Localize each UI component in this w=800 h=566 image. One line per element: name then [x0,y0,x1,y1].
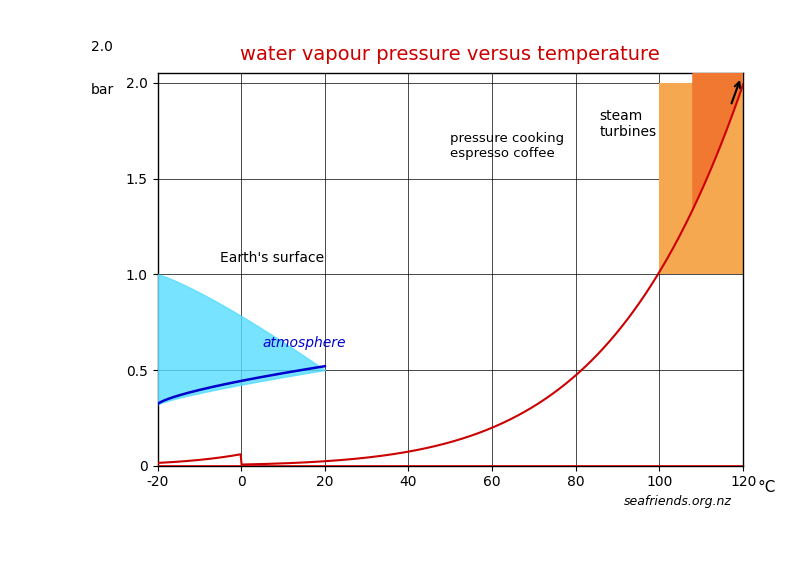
Polygon shape [693,74,743,209]
Title: water vapour pressure versus temperature: water vapour pressure versus temperature [241,45,660,63]
Bar [659,83,743,275]
Text: pressure cooking
espresso coffee: pressure cooking espresso coffee [450,132,565,160]
Text: seafriends.org.nz: seafriends.org.nz [623,495,731,508]
Text: bar: bar [90,83,114,97]
Text: 2.0: 2.0 [91,40,113,54]
Text: steam
turbines: steam turbines [600,109,657,139]
Text: Earth's surface: Earth's surface [220,251,324,265]
Text: atmosphere: atmosphere [262,336,346,350]
Text: °C: °C [758,480,776,495]
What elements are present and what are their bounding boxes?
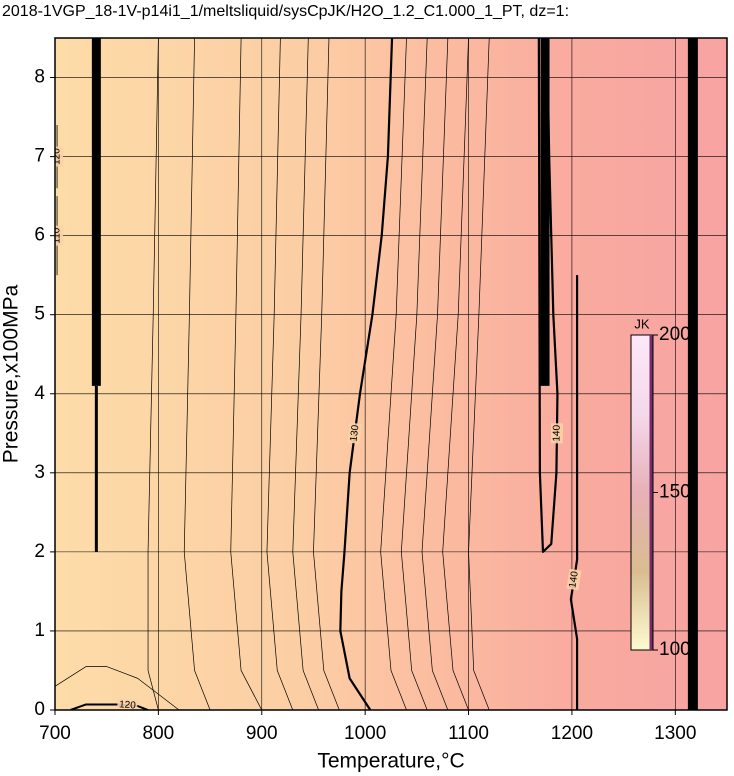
y-tick-label: 4 xyxy=(34,383,45,404)
contour-line xyxy=(380,38,407,710)
contour-line xyxy=(442,38,469,710)
contour-label-group: 130 xyxy=(347,422,363,444)
contour-line xyxy=(421,38,449,710)
y-tick-label: 8 xyxy=(34,67,45,88)
contour-line xyxy=(537,38,559,553)
contour-line xyxy=(55,666,180,710)
contour-line xyxy=(468,38,490,710)
contour-line xyxy=(183,38,211,710)
contour-label-bg xyxy=(55,225,64,246)
plot-area: 130 140 140 120 110 120 xyxy=(52,38,727,711)
contour-label-group: 110 xyxy=(52,225,64,246)
contour-line xyxy=(292,38,319,710)
colorbar-tick-label: 100 xyxy=(659,639,691,660)
contour-label: 110 xyxy=(52,227,63,243)
x-tick-label: 1300 xyxy=(654,723,696,744)
colorbar-tick-label: 150 xyxy=(659,482,691,503)
y-tick-label: 5 xyxy=(34,304,45,325)
contour-label-group: 140 xyxy=(550,423,564,444)
contour-line xyxy=(70,703,149,710)
contour-label-group: 120 xyxy=(52,146,64,167)
contour-label: 140 xyxy=(567,570,581,589)
contour-line xyxy=(313,38,340,710)
contour-label-bg xyxy=(347,422,363,444)
contour-line xyxy=(400,38,428,710)
contour-label: 120 xyxy=(119,699,137,711)
y-tick-label: 0 xyxy=(34,699,45,720)
contour-line xyxy=(230,38,263,710)
x-tick-label: 800 xyxy=(143,723,175,744)
y-tick-label: 1 xyxy=(34,620,45,641)
contour-line xyxy=(147,38,159,710)
contour-label: 140 xyxy=(551,424,562,441)
plot-background xyxy=(55,38,727,710)
colorbar-label: JK xyxy=(634,316,650,331)
y-tick-label: 6 xyxy=(34,225,45,246)
plot-frame xyxy=(54,37,728,711)
x-tick-label: 1000 xyxy=(344,723,386,744)
x-tick-label: 1200 xyxy=(551,723,593,744)
contour-line xyxy=(266,38,294,710)
y-tick-label: 2 xyxy=(34,541,45,562)
x-axis-label: Temperature,°C xyxy=(317,750,464,773)
contour-line xyxy=(339,38,394,710)
x-tick-label: 700 xyxy=(39,723,71,744)
contour-label-group: 120 xyxy=(116,698,138,711)
x-tick-label: 900 xyxy=(246,723,278,744)
colorbar-tick-label: 200 xyxy=(659,324,691,345)
x-tick-label: 1100 xyxy=(448,723,489,744)
contour-label: 130 xyxy=(348,424,361,442)
contour-label-bg xyxy=(116,698,138,710)
contour-label-bg xyxy=(566,568,582,591)
y-tick-label: 7 xyxy=(34,146,45,167)
y-axis-label: Pressure,x100MPa xyxy=(0,284,23,463)
contour-label-bg xyxy=(55,146,64,167)
contour-label-bg xyxy=(550,423,564,444)
chart-title: 2018-1VGP_18-1V-p14i1_1/meltsliquid/sysC… xyxy=(2,3,569,20)
contour-label: 120 xyxy=(52,148,63,165)
y-tick-label: 3 xyxy=(34,462,45,483)
contour-label-group: 140 xyxy=(566,568,582,591)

## PROBLEM DETAILS
Change every "contour-line" in the lines above to "isoline" and keep everything else the same. Omit the pictures from your answer.

## TASK RESPONSE
Localize each UI component in this w=800 h=566 image. One line per element: name then [x0,y0,x1,y1].
Polygon shape [693,74,743,209]
Title: water vapour pressure versus temperature: water vapour pressure versus temperature [241,45,660,63]
Bar [659,83,743,275]
Text: pressure cooking
espresso coffee: pressure cooking espresso coffee [450,132,565,160]
Text: seafriends.org.nz: seafriends.org.nz [623,495,731,508]
Text: bar: bar [90,83,114,97]
Text: 2.0: 2.0 [91,40,113,54]
Text: steam
turbines: steam turbines [600,109,657,139]
Text: Earth's surface: Earth's surface [220,251,324,265]
Text: atmosphere: atmosphere [262,336,346,350]
Text: °C: °C [758,480,776,495]
What elements are present and what are their bounding boxes?
y-tick-label: 4 xyxy=(34,383,45,404)
isoline xyxy=(380,38,407,710)
isoline xyxy=(442,38,469,710)
contour-label-group: 130 xyxy=(347,422,363,444)
isoline xyxy=(421,38,449,710)
y-tick-label: 8 xyxy=(34,67,45,88)
isoline xyxy=(537,38,559,553)
isoline xyxy=(55,666,180,710)
isoline xyxy=(468,38,490,710)
isoline xyxy=(183,38,211,710)
contour-label-bg xyxy=(55,225,64,246)
plot-area: 130 140 140 120 110 120 xyxy=(52,38,727,711)
contour-label-group: 110 xyxy=(52,225,64,246)
isoline xyxy=(292,38,319,710)
colorbar-tick-label: 100 xyxy=(659,639,691,660)
contour-label: 110 xyxy=(52,227,63,243)
x-tick-label: 1300 xyxy=(654,723,696,744)
colorbar-tick-label: 150 xyxy=(659,482,691,503)
y-tick-label: 5 xyxy=(34,304,45,325)
contour-label-group: 140 xyxy=(550,423,564,444)
isoline xyxy=(70,703,149,710)
contour-label-group: 120 xyxy=(52,146,64,167)
contour-label: 140 xyxy=(567,570,581,589)
isoline xyxy=(313,38,340,710)
contour-label-bg xyxy=(347,422,363,444)
isoline xyxy=(400,38,428,710)
contour-label: 120 xyxy=(119,699,137,711)
y-tick-label: 0 xyxy=(34,699,45,720)
isoline xyxy=(230,38,263,710)
x-tick-label: 800 xyxy=(143,723,175,744)
y-tick-label: 1 xyxy=(34,620,45,641)
isoline xyxy=(147,38,159,710)
contour-label: 140 xyxy=(551,424,562,441)
plot-background xyxy=(55,38,727,710)
colorbar-label: JK xyxy=(634,316,650,331)
y-tick-label: 6 xyxy=(34,225,45,246)
plot-frame xyxy=(54,37,728,711)
x-tick-label: 1000 xyxy=(344,723,386,744)
x-tick-label: 1200 xyxy=(551,723,593,744)
isoline xyxy=(266,38,294,710)
y-tick-label: 2 xyxy=(34,541,45,562)
x-axis-label: Temperature,°C xyxy=(317,750,464,773)
isoline xyxy=(339,38,394,710)
x-tick-label: 700 xyxy=(39,723,71,744)
contour-label-group: 120 xyxy=(116,698,138,711)
x-tick-label: 900 xyxy=(246,723,278,744)
colorbar-tick-label: 200 xyxy=(659,324,691,345)
x-tick-label: 1100 xyxy=(448,723,489,744)
contour-label: 130 xyxy=(348,424,361,442)
contour-label-bg xyxy=(116,698,138,710)
contour-label-bg xyxy=(566,568,582,591)
y-tick-label: 7 xyxy=(34,146,45,167)
y-axis-label: Pressure,x100MPa xyxy=(0,284,23,463)
contour-label-bg xyxy=(55,146,64,167)
contour-label-bg xyxy=(550,423,564,444)
chart-title: 2018-1VGP_18-1V-p14i1_1/meltsliquid/sysC… xyxy=(2,3,569,20)
contour-label: 120 xyxy=(52,148,63,165)
y-tick-label: 3 xyxy=(34,462,45,483)
contour-label-group: 140 xyxy=(566,568,582,591)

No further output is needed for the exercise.